PROBLEM DETAILS: Every line with the word "SUMMIT" in it should be extracted from the data that follows.
------------------------------------------------------------
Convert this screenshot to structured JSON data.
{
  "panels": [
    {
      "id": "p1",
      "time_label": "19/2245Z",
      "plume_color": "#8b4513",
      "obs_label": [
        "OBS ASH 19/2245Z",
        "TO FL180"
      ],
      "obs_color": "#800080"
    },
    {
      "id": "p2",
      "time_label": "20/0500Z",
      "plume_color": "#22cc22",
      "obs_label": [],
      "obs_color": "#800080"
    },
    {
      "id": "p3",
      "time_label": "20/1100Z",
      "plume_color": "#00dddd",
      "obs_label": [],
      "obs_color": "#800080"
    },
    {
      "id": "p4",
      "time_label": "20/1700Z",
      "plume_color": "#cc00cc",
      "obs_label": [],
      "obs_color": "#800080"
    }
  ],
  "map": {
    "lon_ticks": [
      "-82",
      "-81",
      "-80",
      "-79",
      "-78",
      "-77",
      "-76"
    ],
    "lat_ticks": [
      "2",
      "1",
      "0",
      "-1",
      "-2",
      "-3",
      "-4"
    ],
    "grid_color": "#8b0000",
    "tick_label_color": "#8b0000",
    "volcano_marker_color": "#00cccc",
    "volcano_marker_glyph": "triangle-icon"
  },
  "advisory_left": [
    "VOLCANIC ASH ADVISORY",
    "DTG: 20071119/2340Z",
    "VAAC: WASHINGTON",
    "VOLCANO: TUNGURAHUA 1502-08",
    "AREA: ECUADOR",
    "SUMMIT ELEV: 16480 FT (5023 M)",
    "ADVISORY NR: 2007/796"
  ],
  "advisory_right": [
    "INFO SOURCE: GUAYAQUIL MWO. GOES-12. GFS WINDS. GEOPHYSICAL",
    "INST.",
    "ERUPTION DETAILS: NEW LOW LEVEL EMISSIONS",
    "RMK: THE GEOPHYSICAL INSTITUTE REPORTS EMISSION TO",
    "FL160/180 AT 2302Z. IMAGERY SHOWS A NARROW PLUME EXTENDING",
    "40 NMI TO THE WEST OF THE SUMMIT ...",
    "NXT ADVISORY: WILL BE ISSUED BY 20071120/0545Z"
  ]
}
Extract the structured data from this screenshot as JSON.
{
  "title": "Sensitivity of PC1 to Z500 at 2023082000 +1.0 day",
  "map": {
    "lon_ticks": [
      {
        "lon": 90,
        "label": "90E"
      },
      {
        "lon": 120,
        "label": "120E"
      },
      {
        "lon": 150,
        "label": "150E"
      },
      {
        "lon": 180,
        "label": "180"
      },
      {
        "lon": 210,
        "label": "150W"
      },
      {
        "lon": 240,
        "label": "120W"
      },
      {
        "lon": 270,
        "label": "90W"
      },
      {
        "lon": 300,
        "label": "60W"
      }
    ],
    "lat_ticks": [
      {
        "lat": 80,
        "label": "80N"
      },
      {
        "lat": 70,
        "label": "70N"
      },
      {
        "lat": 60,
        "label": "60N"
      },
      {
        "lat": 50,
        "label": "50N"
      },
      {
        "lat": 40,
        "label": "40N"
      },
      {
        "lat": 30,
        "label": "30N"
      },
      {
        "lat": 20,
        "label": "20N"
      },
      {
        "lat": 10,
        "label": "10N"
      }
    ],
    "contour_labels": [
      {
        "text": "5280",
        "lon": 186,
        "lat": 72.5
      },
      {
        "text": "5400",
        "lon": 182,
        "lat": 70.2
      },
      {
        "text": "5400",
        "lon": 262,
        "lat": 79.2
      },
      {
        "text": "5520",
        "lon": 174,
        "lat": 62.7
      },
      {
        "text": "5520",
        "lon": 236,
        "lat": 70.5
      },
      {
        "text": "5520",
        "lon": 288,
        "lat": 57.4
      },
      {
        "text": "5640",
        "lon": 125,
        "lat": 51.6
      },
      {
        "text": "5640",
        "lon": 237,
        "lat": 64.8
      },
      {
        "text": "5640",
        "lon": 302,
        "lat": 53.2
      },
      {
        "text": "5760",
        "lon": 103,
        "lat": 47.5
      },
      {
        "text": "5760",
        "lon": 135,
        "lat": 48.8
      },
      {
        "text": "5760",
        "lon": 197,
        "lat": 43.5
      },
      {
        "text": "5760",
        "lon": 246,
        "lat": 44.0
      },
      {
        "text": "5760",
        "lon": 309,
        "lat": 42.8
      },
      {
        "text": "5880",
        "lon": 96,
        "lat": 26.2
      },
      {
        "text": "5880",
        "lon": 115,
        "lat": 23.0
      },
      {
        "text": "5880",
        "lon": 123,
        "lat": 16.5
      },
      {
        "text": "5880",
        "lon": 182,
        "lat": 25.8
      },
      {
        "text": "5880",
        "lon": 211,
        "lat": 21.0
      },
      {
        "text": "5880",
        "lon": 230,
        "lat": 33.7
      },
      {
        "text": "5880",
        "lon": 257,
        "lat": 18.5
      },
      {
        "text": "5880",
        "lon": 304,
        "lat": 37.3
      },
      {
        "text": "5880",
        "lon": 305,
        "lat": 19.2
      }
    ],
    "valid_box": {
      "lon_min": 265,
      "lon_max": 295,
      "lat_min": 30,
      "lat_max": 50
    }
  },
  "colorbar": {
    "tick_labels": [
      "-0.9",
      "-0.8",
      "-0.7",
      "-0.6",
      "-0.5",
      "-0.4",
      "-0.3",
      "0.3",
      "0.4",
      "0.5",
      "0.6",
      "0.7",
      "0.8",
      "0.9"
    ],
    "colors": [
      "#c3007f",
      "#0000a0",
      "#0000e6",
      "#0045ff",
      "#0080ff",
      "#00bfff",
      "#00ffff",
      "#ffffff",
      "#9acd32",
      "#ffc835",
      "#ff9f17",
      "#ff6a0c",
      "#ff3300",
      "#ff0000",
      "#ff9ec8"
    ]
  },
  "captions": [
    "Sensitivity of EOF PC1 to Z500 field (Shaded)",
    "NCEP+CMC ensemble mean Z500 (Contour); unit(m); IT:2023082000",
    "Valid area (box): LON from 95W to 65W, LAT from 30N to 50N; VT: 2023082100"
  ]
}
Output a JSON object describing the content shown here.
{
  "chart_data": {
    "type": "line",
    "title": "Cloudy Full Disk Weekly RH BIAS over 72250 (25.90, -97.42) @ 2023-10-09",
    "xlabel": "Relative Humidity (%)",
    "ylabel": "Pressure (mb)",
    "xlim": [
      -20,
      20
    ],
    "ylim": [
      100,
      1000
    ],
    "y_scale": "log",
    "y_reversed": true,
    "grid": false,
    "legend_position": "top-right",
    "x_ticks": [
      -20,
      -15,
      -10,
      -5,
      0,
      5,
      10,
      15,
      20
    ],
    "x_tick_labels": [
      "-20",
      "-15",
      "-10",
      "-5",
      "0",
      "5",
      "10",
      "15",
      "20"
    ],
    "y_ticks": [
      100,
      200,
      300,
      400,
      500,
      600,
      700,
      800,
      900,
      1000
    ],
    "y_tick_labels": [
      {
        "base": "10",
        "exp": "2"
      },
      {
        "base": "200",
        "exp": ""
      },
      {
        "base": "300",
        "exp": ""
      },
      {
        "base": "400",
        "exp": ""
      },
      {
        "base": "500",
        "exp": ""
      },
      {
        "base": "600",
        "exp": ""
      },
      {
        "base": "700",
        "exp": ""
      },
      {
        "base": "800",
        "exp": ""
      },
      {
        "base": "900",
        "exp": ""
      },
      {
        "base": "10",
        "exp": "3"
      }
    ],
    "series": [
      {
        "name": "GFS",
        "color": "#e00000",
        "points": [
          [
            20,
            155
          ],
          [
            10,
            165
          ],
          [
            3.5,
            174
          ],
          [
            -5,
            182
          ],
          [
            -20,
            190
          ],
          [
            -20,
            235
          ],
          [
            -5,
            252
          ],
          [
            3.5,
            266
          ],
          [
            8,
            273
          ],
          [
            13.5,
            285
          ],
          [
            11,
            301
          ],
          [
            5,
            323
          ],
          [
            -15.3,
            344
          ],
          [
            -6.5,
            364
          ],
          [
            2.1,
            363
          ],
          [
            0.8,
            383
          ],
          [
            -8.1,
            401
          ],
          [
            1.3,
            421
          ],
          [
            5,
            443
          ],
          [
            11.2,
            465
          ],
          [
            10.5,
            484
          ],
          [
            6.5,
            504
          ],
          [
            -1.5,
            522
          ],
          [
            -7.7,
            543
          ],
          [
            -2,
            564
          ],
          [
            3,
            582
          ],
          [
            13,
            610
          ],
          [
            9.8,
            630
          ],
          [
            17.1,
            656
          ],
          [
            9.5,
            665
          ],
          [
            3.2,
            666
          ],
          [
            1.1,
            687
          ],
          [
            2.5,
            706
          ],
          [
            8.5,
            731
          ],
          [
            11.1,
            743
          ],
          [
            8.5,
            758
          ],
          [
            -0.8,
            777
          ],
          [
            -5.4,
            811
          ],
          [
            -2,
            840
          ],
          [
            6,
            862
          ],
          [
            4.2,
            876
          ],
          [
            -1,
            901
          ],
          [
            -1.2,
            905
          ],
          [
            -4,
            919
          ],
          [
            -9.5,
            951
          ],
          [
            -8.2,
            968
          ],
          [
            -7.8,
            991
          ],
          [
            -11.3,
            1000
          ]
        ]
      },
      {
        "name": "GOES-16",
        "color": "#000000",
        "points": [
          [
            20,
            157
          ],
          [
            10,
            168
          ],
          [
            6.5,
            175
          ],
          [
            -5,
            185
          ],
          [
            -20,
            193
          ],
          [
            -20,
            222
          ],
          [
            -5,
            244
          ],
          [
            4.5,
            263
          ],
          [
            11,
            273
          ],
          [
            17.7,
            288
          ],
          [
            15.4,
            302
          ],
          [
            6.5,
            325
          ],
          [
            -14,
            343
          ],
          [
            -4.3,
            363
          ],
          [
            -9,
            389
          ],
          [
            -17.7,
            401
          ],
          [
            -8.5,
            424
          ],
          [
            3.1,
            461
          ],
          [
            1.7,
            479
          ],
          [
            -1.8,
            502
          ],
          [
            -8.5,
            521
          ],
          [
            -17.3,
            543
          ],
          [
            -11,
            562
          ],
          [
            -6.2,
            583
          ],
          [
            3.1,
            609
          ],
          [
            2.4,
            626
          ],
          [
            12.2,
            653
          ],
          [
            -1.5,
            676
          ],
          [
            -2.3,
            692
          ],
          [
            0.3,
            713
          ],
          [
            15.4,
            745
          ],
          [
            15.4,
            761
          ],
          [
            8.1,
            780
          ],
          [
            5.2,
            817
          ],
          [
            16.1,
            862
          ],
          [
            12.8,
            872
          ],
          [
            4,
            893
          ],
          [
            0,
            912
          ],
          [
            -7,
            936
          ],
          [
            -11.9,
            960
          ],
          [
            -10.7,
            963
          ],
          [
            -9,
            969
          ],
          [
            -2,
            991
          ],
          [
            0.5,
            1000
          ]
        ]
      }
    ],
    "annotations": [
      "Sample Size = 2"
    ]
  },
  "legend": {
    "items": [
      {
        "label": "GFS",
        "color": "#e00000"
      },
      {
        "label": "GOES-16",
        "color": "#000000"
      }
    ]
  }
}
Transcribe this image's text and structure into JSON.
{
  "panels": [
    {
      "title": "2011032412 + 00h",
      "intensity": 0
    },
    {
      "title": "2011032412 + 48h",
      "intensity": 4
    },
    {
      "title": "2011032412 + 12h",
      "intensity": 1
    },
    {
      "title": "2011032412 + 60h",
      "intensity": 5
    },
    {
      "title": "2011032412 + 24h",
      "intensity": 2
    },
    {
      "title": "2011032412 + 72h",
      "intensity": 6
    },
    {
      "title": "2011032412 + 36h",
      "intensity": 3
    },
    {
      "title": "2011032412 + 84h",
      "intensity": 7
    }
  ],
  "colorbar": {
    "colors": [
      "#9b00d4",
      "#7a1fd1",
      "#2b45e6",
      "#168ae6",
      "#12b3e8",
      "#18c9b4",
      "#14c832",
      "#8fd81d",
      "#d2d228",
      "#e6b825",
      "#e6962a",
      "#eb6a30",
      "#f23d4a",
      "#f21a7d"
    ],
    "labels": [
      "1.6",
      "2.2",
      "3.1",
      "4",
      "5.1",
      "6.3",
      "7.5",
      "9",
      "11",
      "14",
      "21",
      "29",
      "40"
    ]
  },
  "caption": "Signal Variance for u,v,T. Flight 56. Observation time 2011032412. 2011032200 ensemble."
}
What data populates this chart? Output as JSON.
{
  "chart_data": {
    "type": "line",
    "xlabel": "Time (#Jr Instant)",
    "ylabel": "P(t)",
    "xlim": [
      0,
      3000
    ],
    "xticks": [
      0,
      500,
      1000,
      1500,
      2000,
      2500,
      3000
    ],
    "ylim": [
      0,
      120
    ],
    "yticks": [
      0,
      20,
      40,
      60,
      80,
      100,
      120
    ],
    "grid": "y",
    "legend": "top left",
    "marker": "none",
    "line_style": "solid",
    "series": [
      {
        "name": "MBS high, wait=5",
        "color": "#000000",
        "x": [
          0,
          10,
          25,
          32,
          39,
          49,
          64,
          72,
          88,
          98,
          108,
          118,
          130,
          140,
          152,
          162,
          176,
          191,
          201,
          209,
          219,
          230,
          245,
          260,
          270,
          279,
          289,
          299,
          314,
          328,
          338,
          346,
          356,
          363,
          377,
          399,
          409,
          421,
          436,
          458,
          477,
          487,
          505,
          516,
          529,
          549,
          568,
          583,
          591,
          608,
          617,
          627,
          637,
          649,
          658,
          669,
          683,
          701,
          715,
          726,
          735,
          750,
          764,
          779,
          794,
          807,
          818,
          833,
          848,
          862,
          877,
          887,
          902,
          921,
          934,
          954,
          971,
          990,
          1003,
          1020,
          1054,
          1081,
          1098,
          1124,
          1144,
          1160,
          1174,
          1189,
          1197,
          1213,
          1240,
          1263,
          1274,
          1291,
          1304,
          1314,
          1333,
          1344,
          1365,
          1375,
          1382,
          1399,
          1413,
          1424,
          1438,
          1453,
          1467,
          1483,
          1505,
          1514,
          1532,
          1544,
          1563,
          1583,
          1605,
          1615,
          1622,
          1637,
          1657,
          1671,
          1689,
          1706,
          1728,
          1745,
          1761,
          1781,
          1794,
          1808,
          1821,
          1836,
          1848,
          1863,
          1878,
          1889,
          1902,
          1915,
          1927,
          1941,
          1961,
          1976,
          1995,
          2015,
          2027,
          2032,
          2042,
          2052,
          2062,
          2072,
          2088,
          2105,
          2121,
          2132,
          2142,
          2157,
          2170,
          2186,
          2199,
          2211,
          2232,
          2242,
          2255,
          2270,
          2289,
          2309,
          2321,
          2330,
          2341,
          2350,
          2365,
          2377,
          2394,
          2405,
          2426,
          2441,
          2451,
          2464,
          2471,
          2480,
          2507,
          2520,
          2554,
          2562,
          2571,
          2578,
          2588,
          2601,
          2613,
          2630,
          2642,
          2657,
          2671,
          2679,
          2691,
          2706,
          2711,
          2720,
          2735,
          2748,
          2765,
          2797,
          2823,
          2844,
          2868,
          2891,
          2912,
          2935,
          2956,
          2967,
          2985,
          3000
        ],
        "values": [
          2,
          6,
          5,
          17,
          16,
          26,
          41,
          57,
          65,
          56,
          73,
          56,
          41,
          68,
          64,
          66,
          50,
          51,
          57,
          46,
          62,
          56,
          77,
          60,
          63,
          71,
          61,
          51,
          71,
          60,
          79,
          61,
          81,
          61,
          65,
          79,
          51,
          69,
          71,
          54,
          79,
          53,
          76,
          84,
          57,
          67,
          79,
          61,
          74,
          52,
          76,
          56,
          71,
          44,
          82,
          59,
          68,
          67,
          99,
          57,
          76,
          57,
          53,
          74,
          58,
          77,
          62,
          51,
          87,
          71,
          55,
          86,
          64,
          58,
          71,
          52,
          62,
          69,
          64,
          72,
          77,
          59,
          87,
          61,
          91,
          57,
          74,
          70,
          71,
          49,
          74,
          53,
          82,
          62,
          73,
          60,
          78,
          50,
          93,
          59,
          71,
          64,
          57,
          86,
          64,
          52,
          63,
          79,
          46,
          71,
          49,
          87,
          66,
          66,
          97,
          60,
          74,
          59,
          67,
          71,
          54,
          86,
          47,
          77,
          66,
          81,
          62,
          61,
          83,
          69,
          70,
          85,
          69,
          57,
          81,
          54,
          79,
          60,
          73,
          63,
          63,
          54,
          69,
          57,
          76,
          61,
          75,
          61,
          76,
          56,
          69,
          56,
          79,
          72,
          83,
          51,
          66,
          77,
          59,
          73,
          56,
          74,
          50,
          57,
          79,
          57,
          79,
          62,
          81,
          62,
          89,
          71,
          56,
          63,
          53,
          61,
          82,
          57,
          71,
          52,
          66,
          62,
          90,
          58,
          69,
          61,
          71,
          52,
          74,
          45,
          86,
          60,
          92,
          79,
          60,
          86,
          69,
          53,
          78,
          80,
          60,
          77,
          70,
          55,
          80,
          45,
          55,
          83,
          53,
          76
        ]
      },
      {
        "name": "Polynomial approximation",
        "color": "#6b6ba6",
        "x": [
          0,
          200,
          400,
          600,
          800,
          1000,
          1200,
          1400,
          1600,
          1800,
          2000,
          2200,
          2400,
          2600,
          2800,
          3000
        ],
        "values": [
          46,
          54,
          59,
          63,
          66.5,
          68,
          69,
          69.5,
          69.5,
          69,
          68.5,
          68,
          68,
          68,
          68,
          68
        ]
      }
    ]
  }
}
------------------------------------------------------------
SOLUTION BELOW:
    "SUMMIT ELEV: 16480 FT (5023 M)",
    "40 NMI TO THE WEST OF THE SUMMIT ...",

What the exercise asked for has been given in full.